__WRITTEN TASK__.
Your task is to repeat the listing exactly.

__RECORDS FOR THE TASK__.
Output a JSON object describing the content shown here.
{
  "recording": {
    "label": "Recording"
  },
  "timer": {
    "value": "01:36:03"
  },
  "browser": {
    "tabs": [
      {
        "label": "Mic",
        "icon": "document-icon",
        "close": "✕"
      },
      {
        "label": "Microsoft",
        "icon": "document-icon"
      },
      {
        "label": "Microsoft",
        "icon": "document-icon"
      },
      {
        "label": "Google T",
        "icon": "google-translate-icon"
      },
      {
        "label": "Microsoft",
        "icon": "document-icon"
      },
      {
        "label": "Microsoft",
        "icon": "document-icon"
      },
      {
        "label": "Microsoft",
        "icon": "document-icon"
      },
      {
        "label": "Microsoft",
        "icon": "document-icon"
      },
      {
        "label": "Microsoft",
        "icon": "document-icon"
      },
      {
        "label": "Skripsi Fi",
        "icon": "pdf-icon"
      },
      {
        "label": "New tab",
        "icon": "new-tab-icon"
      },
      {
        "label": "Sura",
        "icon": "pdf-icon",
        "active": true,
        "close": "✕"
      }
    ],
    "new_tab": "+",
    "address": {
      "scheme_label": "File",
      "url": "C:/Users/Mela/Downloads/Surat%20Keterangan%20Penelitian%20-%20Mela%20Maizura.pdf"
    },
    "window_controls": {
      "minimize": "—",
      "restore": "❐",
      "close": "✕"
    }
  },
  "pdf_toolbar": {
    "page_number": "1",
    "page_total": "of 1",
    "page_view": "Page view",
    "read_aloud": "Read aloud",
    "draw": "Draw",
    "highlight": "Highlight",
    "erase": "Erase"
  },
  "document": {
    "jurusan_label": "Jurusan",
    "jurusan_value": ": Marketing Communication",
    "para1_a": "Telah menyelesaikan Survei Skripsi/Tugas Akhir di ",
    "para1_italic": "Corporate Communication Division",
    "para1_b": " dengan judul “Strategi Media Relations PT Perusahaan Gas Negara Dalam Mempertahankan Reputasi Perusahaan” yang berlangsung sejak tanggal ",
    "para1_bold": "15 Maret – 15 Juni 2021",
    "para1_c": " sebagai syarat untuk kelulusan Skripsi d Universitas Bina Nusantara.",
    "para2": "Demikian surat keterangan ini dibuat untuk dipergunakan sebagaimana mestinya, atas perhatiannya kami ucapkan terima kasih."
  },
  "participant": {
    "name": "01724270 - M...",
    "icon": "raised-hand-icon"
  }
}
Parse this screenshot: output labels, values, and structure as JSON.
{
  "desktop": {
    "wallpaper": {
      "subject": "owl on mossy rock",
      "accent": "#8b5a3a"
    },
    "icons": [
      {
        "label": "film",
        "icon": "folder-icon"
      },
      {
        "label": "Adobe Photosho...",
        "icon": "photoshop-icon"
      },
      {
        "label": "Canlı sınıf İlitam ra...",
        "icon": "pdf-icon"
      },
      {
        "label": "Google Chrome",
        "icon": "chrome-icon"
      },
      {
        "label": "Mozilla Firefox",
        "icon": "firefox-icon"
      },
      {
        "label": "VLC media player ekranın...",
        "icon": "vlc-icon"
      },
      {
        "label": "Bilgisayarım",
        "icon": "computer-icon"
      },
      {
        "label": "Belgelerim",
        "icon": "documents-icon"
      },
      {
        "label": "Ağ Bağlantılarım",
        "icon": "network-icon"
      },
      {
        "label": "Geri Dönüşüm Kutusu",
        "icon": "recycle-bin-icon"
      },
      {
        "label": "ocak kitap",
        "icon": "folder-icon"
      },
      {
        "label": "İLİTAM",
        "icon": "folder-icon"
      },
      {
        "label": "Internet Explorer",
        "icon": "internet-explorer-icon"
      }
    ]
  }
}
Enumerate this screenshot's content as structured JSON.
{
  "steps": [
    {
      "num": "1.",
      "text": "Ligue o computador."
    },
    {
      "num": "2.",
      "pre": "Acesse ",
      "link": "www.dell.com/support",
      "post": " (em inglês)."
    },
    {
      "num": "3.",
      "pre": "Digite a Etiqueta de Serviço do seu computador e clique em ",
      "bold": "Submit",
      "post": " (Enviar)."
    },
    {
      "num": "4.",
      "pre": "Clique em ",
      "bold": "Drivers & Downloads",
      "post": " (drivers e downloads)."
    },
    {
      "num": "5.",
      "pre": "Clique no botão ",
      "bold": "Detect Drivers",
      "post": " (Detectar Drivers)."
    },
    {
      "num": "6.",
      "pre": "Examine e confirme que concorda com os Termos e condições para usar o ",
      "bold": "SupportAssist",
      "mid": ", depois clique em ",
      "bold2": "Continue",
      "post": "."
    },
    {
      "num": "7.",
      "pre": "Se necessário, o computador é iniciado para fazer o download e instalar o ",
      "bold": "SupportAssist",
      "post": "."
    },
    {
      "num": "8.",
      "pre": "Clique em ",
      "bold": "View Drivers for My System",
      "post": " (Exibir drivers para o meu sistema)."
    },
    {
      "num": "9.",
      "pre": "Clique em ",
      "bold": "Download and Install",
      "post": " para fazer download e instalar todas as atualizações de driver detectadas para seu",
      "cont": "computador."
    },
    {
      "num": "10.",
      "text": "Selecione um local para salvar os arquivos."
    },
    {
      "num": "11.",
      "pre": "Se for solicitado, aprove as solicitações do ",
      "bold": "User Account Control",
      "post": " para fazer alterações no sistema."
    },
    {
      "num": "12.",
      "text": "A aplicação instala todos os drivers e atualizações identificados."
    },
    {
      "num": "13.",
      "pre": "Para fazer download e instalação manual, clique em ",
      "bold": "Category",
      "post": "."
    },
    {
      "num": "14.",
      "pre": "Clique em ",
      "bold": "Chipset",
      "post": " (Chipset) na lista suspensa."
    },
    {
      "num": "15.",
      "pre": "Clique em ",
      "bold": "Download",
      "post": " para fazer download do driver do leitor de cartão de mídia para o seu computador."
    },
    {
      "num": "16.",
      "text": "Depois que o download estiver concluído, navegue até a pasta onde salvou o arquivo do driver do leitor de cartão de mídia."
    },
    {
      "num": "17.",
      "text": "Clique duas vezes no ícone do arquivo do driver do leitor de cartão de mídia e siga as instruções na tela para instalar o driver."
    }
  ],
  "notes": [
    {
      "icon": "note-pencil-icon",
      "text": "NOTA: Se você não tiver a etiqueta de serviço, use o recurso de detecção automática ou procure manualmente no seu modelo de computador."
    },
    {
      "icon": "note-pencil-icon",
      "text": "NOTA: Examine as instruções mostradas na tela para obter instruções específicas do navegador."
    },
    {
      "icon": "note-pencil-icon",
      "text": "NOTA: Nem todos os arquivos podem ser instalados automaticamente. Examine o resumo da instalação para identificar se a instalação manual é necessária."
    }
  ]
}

__WRITTEN REPLY__.
Output a JSON object describing the content shown here.
{
  "recording": {
    "label": "Recording"
  },
  "timer": {
    "value": "01:36:03"
  },
  "browser": {
    "tabs": [
      {
        "label": "Mic",
        "icon": "document-icon",
        "close": "✕"
      },
      {
        "label": "Microsoft",
        "icon": "document-icon"
      },
      {
        "label": "Microsoft",
        "icon": "document-icon"
      },
      {
        "label": "Google T",
        "icon": "google-translate-icon"
      },
      {
        "label": "Microsoft",
        "icon": "document-icon"
      },
      {
        "label": "Microsoft",
        "icon": "document-icon"
      },
      {
        "label": "Microsoft",
        "icon": "document-icon"
      },
      {
        "label": "Microsoft",
        "icon": "document-icon"
      },
      {
        "label": "Microsoft",
        "icon": "document-icon"
      },
      {
        "label": "Skripsi Fi",
        "icon": "pdf-icon"
      },
      {
        "label": "New tab",
        "icon": "new-tab-icon"
      },
      {
        "label": "Sura",
        "icon": "pdf-icon",
        "active": true,
        "close": "✕"
      }
    ],
    "new_tab": "+",
    "address": {
      "scheme_label": "File",
      "url": "C:/Users/Mela/Downloads/Surat%20Keterangan%20Penelitian%20-%20Mela%20Maizura.pdf"
    },
    "window_controls": {
      "minimize": "—",
      "restore": "❐",
      "close": "✕"
    }
  },
  "pdf_toolbar": {
    "page_number": "1",
    "page_total": "of 1",
    "page_view": "Page view",
    "read_aloud": "Read aloud",
    "draw": "Draw",
    "highlight": "Highlight",
    "erase": "Erase"
  },
  "document": {
    "jurusan_label": "Jurusan",
    "jurusan_value": ": Marketing Communication",
    "para1_a": "Telah menyelesaikan Survei Skripsi/Tugas Akhir di ",
    "para1_italic": "Corporate Communication Division",
    "para1_b": " dengan judul “Strategi Media Relations PT Perusahaan Gas Negara Dalam Mempertahankan Reputasi Perusahaan” yang berlangsung sejak tanggal ",
    "para1_bold": "15 Maret – 15 Juni 2021",
    "para1_c": " sebagai syarat untuk kelulusan Skripsi d Universitas Bina Nusantara.",
    "para2": "Demikian surat keterangan ini dibuat untuk dipergunakan sebagaimana mestinya, atas perhatiannya kami ucapkan terima kasih."
  },
  "participant": {
    "name": "01724270 - M...",
    "icon": "raised-hand-icon"
  }
}
Parse this screenshot: output labels, values, and structure as JSON.
{
  "desktop": {
    "wallpaper": {
      "subject": "owl on mossy rock",
      "accent": "#8b5a3a"
    },
    "icons": [
      {
        "label": "film",
        "icon": "folder-icon"
      },
      {
        "label": "Adobe Photosho...",
        "icon": "photoshop-icon"
      },
      {
        "label": "Canlı sınıf İlitam ra...",
        "icon": "pdf-icon"
      },
      {
        "label": "Google Chrome",
        "icon": "chrome-icon"
      },
      {
        "label": "Mozilla Firefox",
        "icon": "firefox-icon"
      },
      {
        "label": "VLC media player ekranın...",
        "icon": "vlc-icon"
      },
      {
        "label": "Bilgisayarım",
        "icon": "computer-icon"
      },
      {
        "label": "Belgelerim",
        "icon": "documents-icon"
      },
      {
        "label": "Ağ Bağlantılarım",
        "icon": "network-icon"
      },
      {
        "label": "Geri Dönüşüm Kutusu",
        "icon": "recycle-bin-icon"
      },
      {
        "label": "ocak kitap",
        "icon": "folder-icon"
      },
      {
        "label": "İLİTAM",
        "icon": "folder-icon"
      },
      {
        "label": "Internet Explorer",
        "icon": "internet-explorer-icon"
      }
    ]
  }
}
Enumerate this screenshot's content as structured JSON.
{
  "steps": [
    {
      "num": "1.",
      "text": "Ligue o computador."
    },
    {
      "num": "2.",
      "pre": "Acesse ",
      "link": "www.dell.com/support",
      "post": " (em inglês)."
    },
    {
      "num": "3.",
      "pre": "Digite a Etiqueta de Serviço do seu computador e clique em ",
      "bold": "Submit",
      "post": " (Enviar)."
    },
    {
      "num": "4.",
      "pre": "Clique em ",
      "bold": "Drivers & Downloads",
      "post": " (drivers e downloads)."
    },
    {
      "num": "5.",
      "pre": "Clique no botão ",
      "bold": "Detect Drivers",
      "post": " (Detectar Drivers)."
    },
    {
      "num": "6.",
      "pre": "Examine e confirme que concorda com os Termos e condições para usar o ",
      "bold": "SupportAssist",
      "mid": ", depois clique em ",
      "bold2": "Continue",
      "post": "."
    },
    {
      "num": "7.",
      "pre": "Se necessário, o computador é iniciado para fazer o download e instalar o ",
      "bold": "SupportAssist",
      "post": "."
    },
    {
      "num": "8.",
      "pre": "Clique em ",
      "bold": "View Drivers for My System",
      "post": " (Exibir drivers para o meu sistema)."
    },
    {
      "num": "9.",
      "pre": "Clique em ",
      "bold": "Download and Install",
      "post": " para fazer download e instalar todas as atualizações de driver detectadas para seu",
      "cont": "computador."
    },
    {
      "num": "10.",
      "text": "Selecione um local para salvar os arquivos."
    },
    {
      "num": "11.",
      "pre": "Se for solicitado, aprove as solicitações do ",
      "bold": "User Account Control",
      "post": " para fazer alterações no sistema."
    },
    {
      "num": "12.",
      "text": "A aplicação instala todos os drivers e atualizações identificados."
    },
    {
      "num": "13.",
      "pre": "Para fazer download e instalação manual, clique em ",
      "bold": "Category",
      "post": "."
    },
    {
      "num": "14.",
      "pre": "Clique em ",
      "bold": "Chipset",
      "post": " (Chipset) na lista suspensa."
    },
    {
      "num": "15.",
      "pre": "Clique em ",
      "bold": "Download",
      "post": " para fazer download do driver do leitor de cartão de mídia para o seu computador."
    },
    {
      "num": "16.",
      "text": "Depois que o download estiver concluído, navegue até a pasta onde salvou o arquivo do driver do leitor de cartão de mídia."
    },
    {
      "num": "17.",
      "text": "Clique duas vezes no ícone do arquivo do driver do leitor de cartão de mídia e siga as instruções na tela para instalar o driver."
    }
  ],
  "notes": [
    {
      "icon": "note-pencil-icon",
      "text": "NOTA: Se você não tiver a etiqueta de serviço, use o recurso de detecção automática ou procure manualmente no seu modelo de computador."
    },
    {
      "icon": "note-pencil-icon",
      "text": "NOTA: Examine as instruções mostradas na tela para obter instruções específicas do navegador."
    },
    {
      "icon": "note-pencil-icon",
      "text": "NOTA: Nem todos os arquivos podem ser instalados automaticamente. Examine o resumo da instalação para identificar se a instalação manual é necessária."
    }
  ]
}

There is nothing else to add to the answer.